## SET EXERCISE
Please render the lines of the material below, starting at the line that contains "Patent image size: (714, 1139)." and ending at the line that contains "The printer 2 is at (296, 690).", as a Markdown table with the columns Row and Entry. Number each line in Row, put the line in Entry, and leave out blank lines.

------ SOURCE DATA

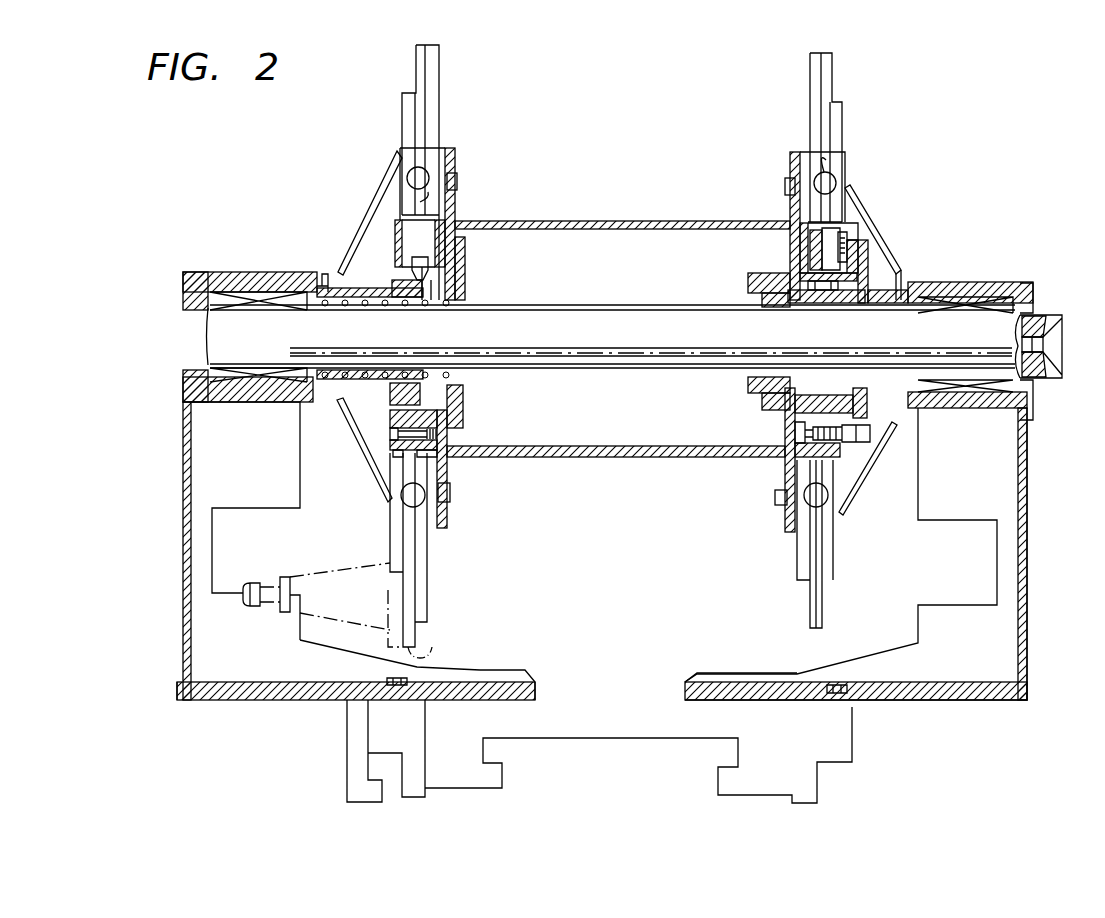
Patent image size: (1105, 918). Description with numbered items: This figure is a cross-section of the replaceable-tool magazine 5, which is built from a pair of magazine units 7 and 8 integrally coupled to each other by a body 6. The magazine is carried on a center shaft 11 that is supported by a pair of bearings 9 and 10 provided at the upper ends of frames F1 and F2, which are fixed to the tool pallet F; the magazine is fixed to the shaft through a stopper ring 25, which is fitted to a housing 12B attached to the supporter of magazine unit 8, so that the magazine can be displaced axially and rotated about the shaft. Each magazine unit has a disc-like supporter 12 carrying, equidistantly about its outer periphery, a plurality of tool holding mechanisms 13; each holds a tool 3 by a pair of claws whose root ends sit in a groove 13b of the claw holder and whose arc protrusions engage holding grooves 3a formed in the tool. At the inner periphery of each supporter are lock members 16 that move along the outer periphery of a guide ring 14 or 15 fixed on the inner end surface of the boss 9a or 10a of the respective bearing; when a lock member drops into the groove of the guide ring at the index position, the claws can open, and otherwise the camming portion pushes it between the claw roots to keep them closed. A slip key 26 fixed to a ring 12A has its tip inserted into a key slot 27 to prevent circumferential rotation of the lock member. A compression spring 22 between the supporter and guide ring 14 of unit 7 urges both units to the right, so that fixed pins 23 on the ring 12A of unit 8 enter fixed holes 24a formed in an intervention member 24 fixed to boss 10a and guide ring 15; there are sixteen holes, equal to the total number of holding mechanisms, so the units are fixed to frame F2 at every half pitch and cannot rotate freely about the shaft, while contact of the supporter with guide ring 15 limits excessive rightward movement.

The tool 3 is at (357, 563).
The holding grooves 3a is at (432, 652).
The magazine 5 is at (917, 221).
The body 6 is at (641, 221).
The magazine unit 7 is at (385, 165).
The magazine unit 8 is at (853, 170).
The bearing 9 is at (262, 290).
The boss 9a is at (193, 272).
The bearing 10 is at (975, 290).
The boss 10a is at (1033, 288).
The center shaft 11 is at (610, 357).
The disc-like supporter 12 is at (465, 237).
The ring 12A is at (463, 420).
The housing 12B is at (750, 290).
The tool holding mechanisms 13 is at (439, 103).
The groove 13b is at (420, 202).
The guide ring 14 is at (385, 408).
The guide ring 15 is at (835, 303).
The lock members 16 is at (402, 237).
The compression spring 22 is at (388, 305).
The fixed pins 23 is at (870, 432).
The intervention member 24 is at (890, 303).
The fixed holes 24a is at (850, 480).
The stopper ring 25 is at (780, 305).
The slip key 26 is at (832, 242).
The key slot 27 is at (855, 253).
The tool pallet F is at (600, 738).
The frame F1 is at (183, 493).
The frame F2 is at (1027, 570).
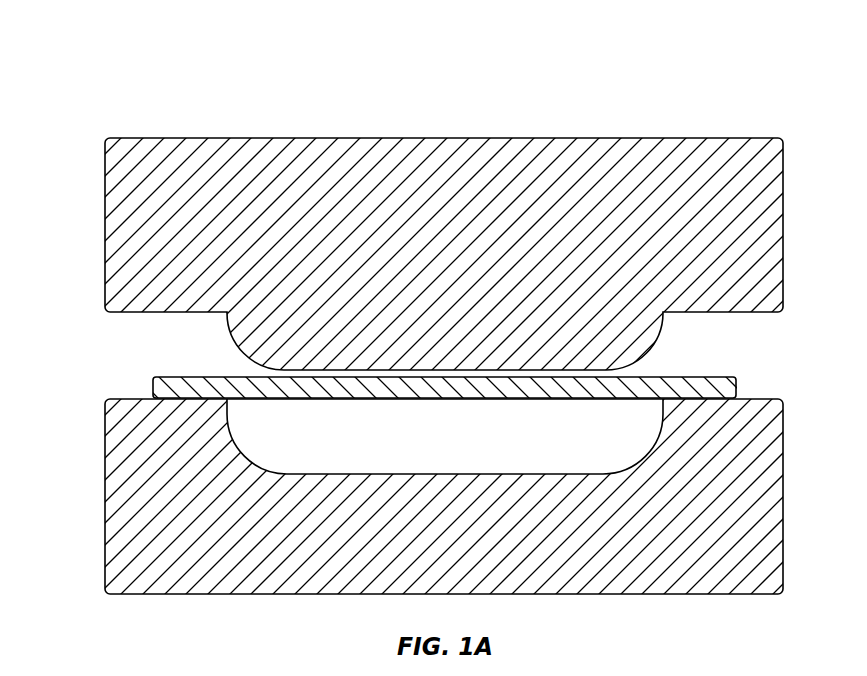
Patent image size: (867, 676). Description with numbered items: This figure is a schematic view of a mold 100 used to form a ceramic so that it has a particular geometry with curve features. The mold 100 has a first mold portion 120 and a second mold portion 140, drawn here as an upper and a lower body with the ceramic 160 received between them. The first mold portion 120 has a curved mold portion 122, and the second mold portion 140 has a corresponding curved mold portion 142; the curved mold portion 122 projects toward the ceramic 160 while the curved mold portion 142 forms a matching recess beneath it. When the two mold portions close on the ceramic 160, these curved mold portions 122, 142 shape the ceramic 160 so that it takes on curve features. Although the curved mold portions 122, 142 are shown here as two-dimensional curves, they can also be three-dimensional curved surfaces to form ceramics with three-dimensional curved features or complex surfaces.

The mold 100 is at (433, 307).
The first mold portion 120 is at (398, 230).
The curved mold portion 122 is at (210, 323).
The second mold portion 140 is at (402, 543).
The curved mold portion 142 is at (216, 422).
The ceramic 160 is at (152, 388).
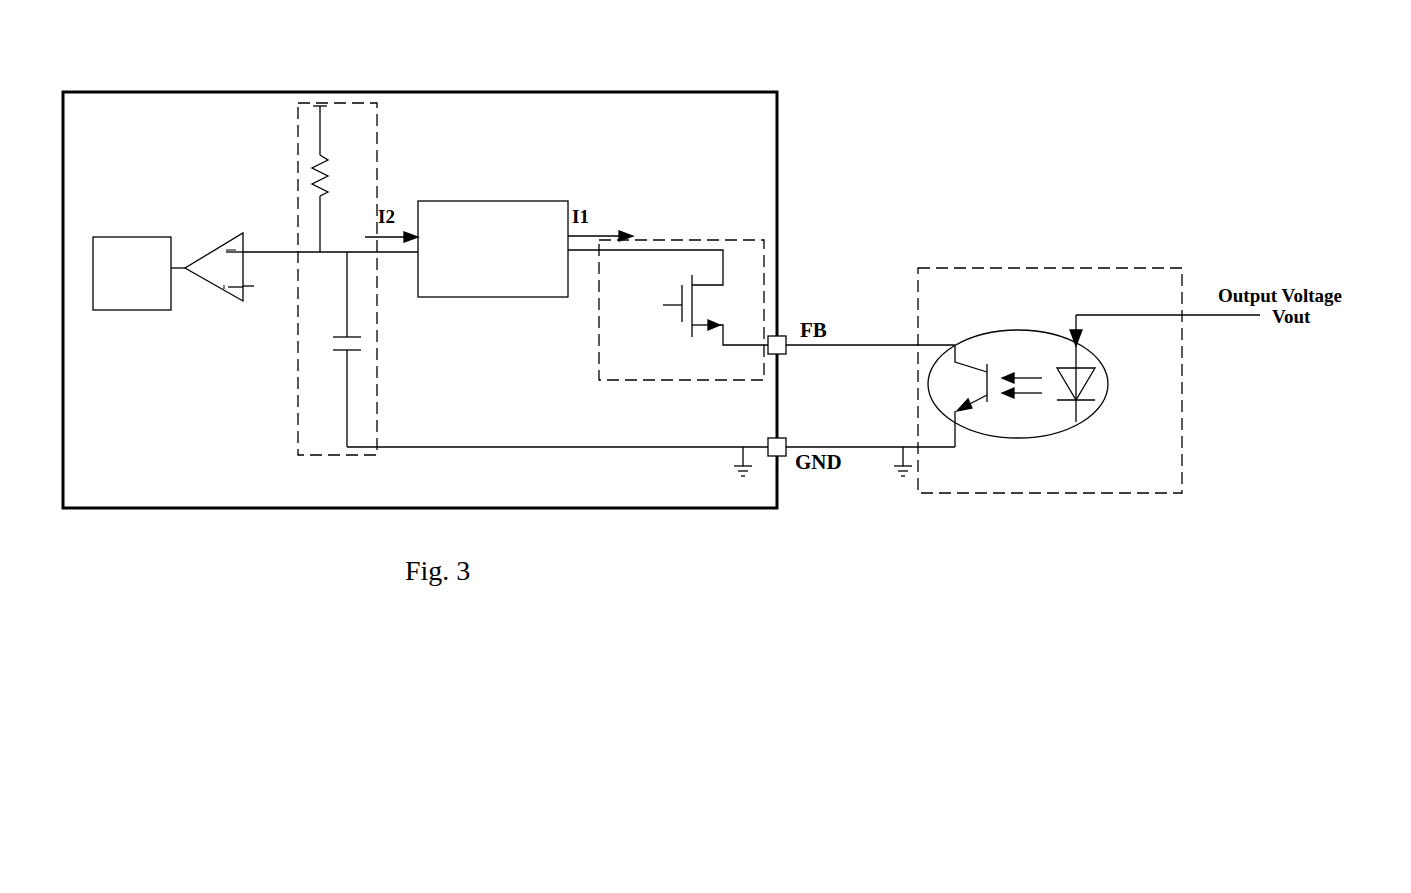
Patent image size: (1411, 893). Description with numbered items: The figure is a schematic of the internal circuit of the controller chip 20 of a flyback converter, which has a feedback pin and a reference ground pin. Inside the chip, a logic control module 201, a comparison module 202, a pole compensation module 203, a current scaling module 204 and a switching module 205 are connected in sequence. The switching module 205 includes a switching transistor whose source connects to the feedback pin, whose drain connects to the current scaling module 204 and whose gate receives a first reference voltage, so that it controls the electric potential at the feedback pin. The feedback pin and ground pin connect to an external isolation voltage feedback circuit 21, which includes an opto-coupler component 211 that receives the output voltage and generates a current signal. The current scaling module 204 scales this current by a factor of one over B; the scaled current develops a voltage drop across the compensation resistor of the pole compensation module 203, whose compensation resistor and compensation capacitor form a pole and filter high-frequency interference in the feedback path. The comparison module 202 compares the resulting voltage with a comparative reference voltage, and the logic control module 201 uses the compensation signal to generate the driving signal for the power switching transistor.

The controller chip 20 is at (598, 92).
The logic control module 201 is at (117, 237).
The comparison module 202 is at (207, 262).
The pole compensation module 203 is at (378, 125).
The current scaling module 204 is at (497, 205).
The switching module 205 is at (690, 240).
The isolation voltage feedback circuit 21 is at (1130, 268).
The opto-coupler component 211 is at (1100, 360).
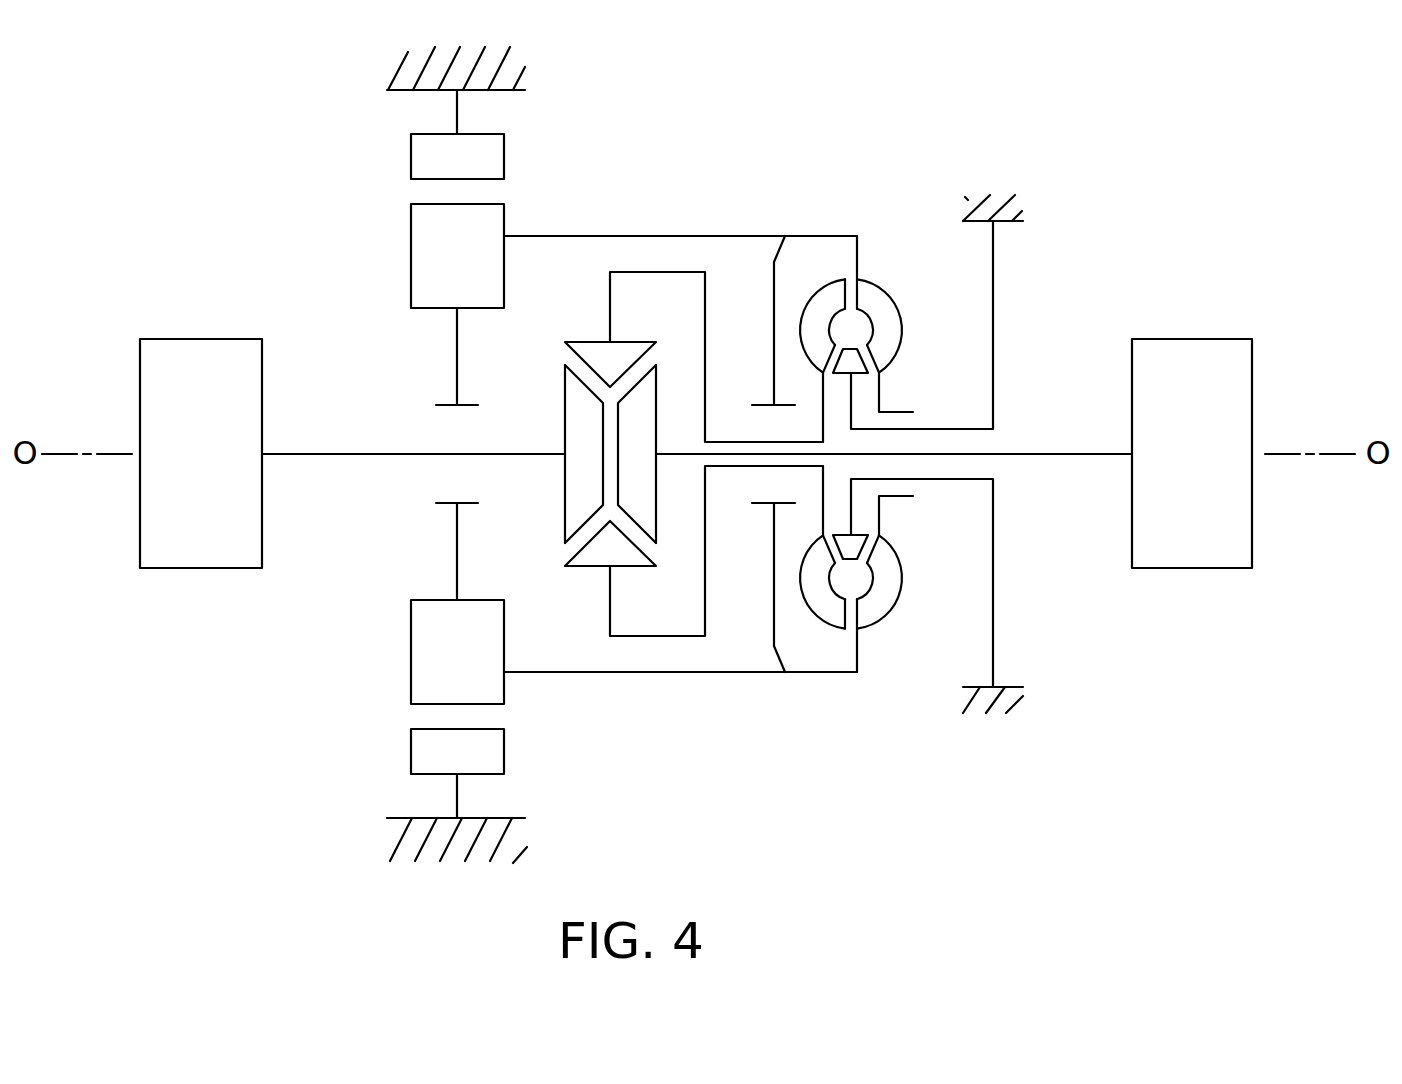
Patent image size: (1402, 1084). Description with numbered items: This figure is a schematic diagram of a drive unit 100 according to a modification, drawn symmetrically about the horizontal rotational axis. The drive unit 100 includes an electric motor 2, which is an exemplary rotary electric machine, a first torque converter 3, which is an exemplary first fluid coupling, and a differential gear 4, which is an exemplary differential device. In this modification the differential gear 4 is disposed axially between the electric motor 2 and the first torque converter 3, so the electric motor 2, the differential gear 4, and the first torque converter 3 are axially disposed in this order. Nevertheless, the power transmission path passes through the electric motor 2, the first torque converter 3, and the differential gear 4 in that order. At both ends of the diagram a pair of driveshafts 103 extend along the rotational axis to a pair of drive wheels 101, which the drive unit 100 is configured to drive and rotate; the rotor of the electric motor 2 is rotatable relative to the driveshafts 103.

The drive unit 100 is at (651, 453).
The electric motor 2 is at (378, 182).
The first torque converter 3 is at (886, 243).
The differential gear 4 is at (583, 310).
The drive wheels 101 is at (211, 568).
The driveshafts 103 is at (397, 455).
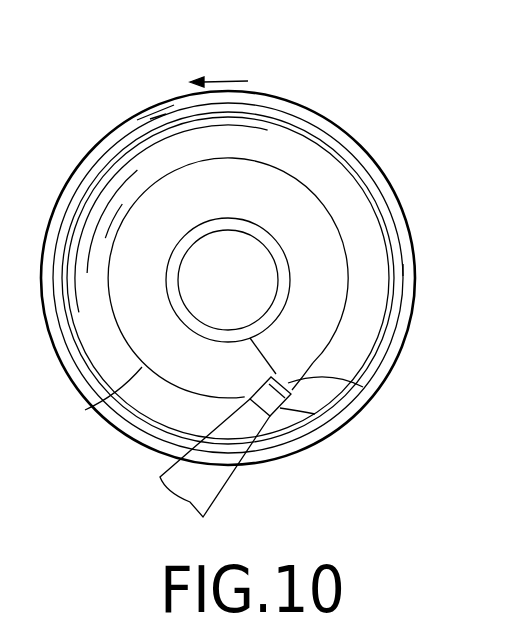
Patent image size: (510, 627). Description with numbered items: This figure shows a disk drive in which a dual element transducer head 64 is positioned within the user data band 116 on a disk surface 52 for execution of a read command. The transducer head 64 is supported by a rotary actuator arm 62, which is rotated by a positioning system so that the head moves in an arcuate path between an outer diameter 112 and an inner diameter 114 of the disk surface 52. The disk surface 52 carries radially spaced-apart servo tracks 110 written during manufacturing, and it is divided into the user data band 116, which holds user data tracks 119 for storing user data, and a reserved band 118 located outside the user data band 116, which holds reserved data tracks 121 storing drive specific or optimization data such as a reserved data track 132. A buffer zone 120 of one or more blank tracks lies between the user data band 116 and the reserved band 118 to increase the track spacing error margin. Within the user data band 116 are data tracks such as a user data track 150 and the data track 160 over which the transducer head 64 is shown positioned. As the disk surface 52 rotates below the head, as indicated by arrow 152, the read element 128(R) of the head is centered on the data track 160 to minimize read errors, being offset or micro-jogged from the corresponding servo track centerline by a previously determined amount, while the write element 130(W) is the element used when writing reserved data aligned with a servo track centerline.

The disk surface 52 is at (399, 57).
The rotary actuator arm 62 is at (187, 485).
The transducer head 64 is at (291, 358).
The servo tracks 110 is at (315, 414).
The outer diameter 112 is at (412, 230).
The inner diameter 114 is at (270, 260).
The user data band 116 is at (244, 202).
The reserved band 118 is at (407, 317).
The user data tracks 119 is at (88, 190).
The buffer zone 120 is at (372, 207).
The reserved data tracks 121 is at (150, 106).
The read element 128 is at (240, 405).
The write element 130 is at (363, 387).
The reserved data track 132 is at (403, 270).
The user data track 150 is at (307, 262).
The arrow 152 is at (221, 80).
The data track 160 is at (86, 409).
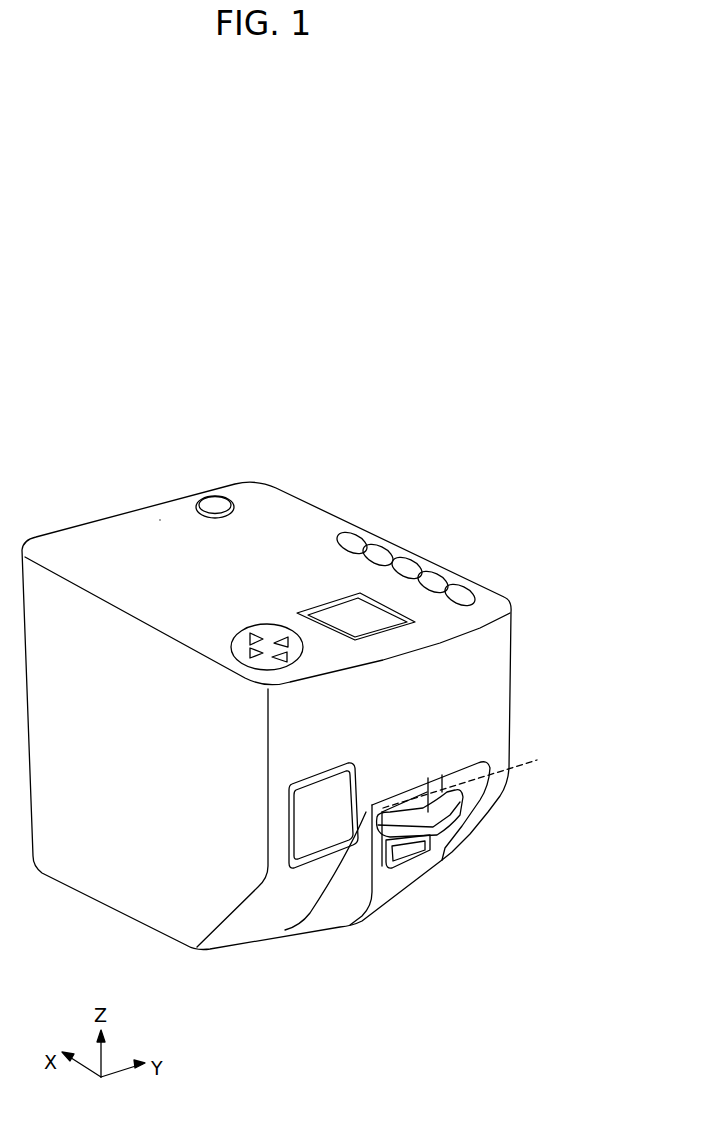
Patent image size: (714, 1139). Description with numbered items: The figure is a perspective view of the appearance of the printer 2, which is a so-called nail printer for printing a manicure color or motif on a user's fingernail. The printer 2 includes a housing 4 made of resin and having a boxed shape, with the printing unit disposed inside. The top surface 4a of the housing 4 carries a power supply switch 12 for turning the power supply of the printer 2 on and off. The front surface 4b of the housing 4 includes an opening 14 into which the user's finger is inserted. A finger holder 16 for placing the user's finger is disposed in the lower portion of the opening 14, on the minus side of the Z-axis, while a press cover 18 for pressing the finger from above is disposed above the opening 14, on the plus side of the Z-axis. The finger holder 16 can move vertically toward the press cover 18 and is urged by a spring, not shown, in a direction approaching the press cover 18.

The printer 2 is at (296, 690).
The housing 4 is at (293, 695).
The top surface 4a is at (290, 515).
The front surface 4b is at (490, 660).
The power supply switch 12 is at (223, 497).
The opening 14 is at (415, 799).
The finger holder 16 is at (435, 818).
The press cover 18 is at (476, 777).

------------

## FINAL ANSWER
| Row | Entry |
|---|---|
| 1 | Patent image size: (714, 1139). Description with numbered items: The figure is a perspective view of the appearance of the printer 2, which is a so-called nail printer for printing a manicure color or motif on a user's fingernail. The printer 2 includes a housing 4 made of resin and having a boxed shape, with the printing unit disposed inside. The top surface 4a of the housing 4 carries a power supply switch 12 for turning the power supply of the printer 2 on and off. The front surface 4b of the housing 4 includes an opening 14 into which the user's finger is inserted. A finger holder 16 for placing the user's finger is disposed in the lower portion of the opening 14, on the minus side of the Z-axis, while a press cover 18 for pressing the finger from above is disposed above the opening 14, on the plus side of the Z-axis. The finger holder 16 can move vertically toward the press cover 18 and is urged by a spring, not shown, in a direction approaching the press cover 18. |
| 2 | The printer 2 is at (296, 690). |